— START —
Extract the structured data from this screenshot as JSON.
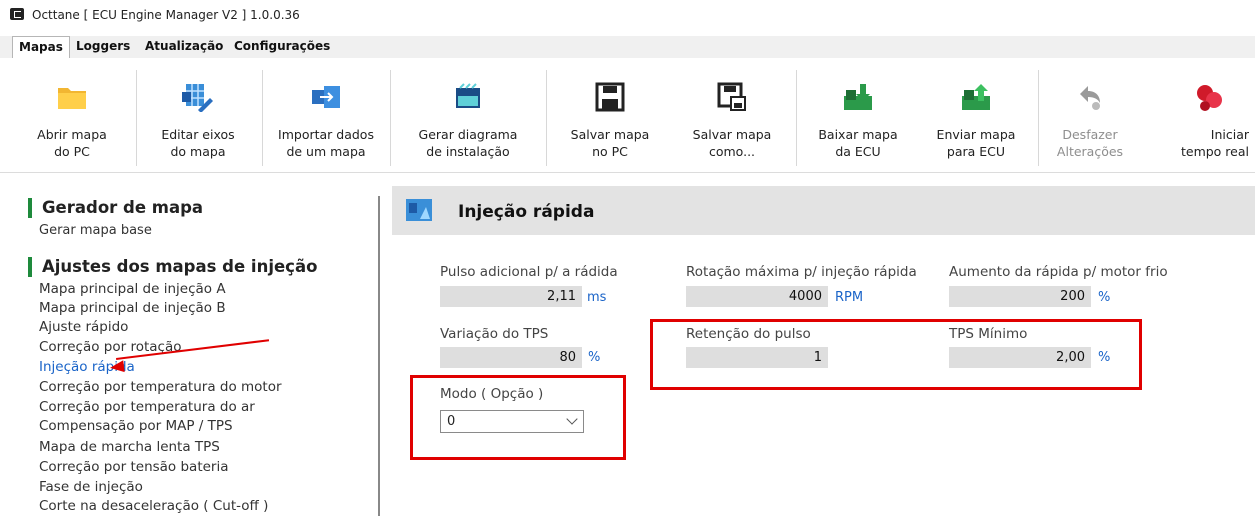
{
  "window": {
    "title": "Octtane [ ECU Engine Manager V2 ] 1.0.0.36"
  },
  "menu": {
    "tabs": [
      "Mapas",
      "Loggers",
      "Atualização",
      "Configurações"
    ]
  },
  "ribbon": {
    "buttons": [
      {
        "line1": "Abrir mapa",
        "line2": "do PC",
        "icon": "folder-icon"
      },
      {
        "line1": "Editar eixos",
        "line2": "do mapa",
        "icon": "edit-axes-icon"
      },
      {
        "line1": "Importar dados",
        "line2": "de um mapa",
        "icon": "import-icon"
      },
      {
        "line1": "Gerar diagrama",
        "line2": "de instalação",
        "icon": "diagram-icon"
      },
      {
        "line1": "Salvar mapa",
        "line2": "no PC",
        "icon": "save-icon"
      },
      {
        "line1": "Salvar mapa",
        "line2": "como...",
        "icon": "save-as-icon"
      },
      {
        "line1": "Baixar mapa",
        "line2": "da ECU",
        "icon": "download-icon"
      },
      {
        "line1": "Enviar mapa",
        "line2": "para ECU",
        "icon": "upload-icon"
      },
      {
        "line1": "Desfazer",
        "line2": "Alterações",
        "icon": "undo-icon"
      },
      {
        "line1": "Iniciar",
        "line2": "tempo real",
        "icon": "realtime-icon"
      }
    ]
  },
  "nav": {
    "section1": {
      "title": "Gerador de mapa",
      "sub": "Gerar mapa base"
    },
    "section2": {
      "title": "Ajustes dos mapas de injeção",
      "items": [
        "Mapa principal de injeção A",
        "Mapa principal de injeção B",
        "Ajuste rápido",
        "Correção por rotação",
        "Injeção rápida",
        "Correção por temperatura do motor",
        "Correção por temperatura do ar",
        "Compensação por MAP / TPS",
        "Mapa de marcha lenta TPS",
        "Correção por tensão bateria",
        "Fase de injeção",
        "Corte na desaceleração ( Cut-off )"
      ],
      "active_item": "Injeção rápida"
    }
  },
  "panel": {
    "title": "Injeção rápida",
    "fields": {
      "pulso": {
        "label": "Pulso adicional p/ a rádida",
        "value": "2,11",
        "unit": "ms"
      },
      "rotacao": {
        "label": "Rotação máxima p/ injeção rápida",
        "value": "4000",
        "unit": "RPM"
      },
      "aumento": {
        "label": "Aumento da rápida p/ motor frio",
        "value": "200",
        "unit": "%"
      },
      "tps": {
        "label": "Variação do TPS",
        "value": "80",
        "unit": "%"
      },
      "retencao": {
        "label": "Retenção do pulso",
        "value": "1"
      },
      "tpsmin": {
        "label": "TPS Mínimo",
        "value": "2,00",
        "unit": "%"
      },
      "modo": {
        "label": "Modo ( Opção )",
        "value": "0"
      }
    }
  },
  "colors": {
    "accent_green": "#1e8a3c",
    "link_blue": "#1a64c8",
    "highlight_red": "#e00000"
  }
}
— END —
— START —
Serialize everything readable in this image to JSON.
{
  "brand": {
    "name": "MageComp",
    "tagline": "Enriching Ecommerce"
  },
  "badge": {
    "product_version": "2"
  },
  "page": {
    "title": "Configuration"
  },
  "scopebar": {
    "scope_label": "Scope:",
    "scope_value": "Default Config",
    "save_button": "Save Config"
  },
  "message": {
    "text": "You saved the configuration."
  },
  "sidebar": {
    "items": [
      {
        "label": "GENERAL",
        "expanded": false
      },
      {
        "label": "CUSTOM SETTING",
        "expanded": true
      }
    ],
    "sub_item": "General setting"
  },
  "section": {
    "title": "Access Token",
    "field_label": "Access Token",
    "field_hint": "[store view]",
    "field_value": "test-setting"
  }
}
— END —
• [PROBLEM TO WORK ON] What is the number of lines that hold the string "Access"? Give it alone.

• [TASK SOLUTION] 2